------ Working data

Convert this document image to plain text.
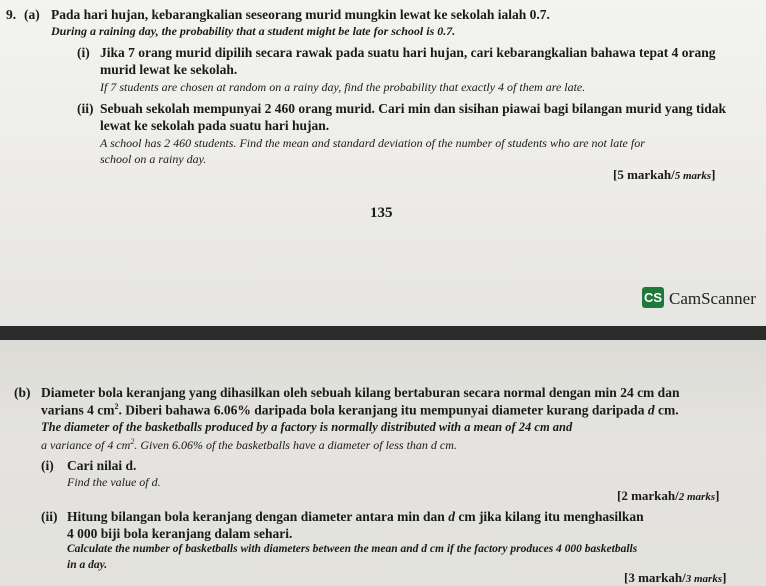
9. (a) Pada hari hujan, kebarangkalian seseorang murid mungkin lewat ke sekolah ialah 0.7.
During a raining day, the probability that a student might be late for school is 0.7.
(i) Jika 7 orang murid dipilih secara rawak pada suatu hari hujan, cari kebarangkalian bahawa tepat 4 orang
murid lewat ke sekolah.
If 7 students are chosen at random on a rainy day, find the probability that exactly 4 of them are late.
(ii) Sebuah sekolah mempunyai 2 460 orang murid. Cari min dan sisihan piawai bagi bilangan murid yang tidak
lewat ke sekolah pada suatu hari hujan.
A school has 2 460 students. Find the mean and standard deviation of the number of students who are not late for
school on a rainy day.
[5 markah/5 marks]
135
CS CamScanner
(b) Diameter bola keranjang yang dihasilkan oleh sebuah kilang bertaburan secara normal dengan min 24 cm dan
varians 4 $cm^2$. Diberi bahawa 6.06% daripada bola keranjang itu mempunyai diameter kurang daripada d cm.
The diameter of the basketballs produced by a factory is normally distributed with a mean of 24 cm and
a variance of 4 $cm^2$. Given 6.06% of the basketballs have a diameter of less than d cm.
(i) Cari nilai d.
Find the value of d.
[2 markah/2 marks]
(ii) Hitung bilangan bola keranjang dengan diameter antara min dan d cm jika kilang itu menghasilkan
4 000 biji bola keranjang dalam sehari.
Calculate the number of basketballs with diameters between the mean and d cm if the factory produces 4 000 basketballs
in a day.
[3 markah/3 marks]
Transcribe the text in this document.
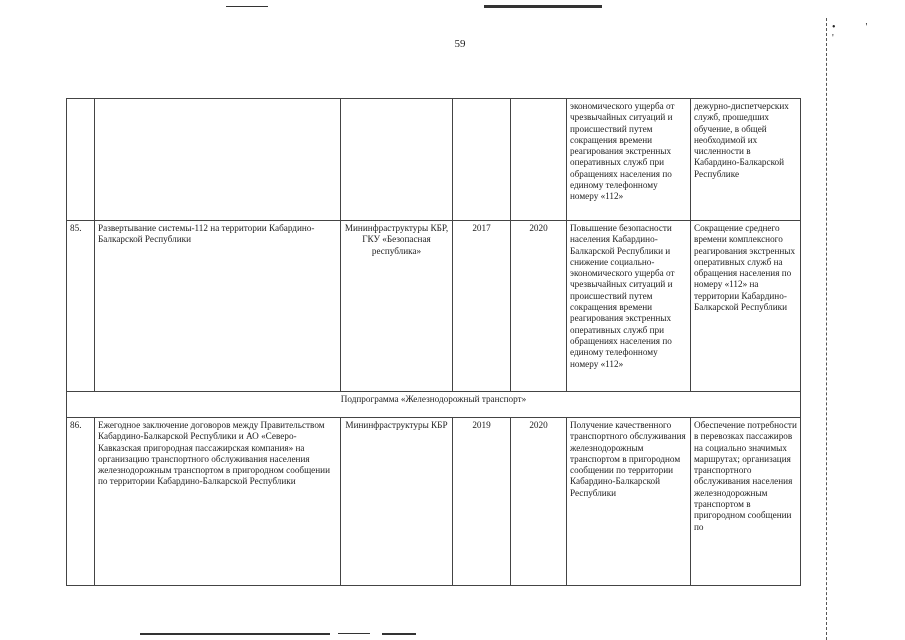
59
•' '
					экономического ущерба от чрезвычайных ситуаций и происшествий путем сокращения времени реагирования экстренных оперативных служб при обращениях населения по единому телефонному номеру «112»	дежурно-диспетчерских служб, прошедших обучение, в общей необходимой их численности в Кабардино-Балкарской Республике
85.	Развертывание системы-112 на территории Кабардино-Балкарской Республики	Мининфраструктуры КБР, ГКУ «Безопасная республика»	2017	2020	Повышение безопасности населения Кабардино-Балкарской Республики и снижение социально-экономического ущерба от чрезвычайных ситуаций и происшествий путем сокращения времени реагирования экстренных оперативных служб при обращениях населения по единому телефонному номеру «112»	Сокращение среднего времени комплексного реагирования экстренных оперативных служб на обращения населения по номеру «112» на территории Кабардино-Балкарской Республики
Подпрограмма «Железнодорожный транспорт»						
86.	Ежегодное заключение договоров между Правительством Кабардино-Балкарской Республики и АО «Северо-Кавказская пригородная пассажирская компания» на организацию транспортного обслуживания населения железнодорожным транспортом в пригородном сообщении по территории Кабардино-Балкарской Республики	Мининфраструктуры КБР	2019	2020	Получение качественного транспортного обслуживания железнодорожным транспортом в пригородном сообщении по территории Кабардино-Балкарской Республики	Обеспечение потребности в перевозках пассажиров на социально значимых маршрутах; организация транспортного обслуживания населения железнодорожным транспортом в пригородном сообщении по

------------

Aim:
Using the listing above, list every line in which the string "kebarangkalian" occurs.

Expected answer:
9. (a) Pada hari hujan, kebarangkalian seseorang murid mungkin lewat ke sekolah ialah 0.7.
(i) Jika 7 orang murid dipilih secara rawak pada suatu hari hujan, cari kebarangkalian bahawa tepat 4 orang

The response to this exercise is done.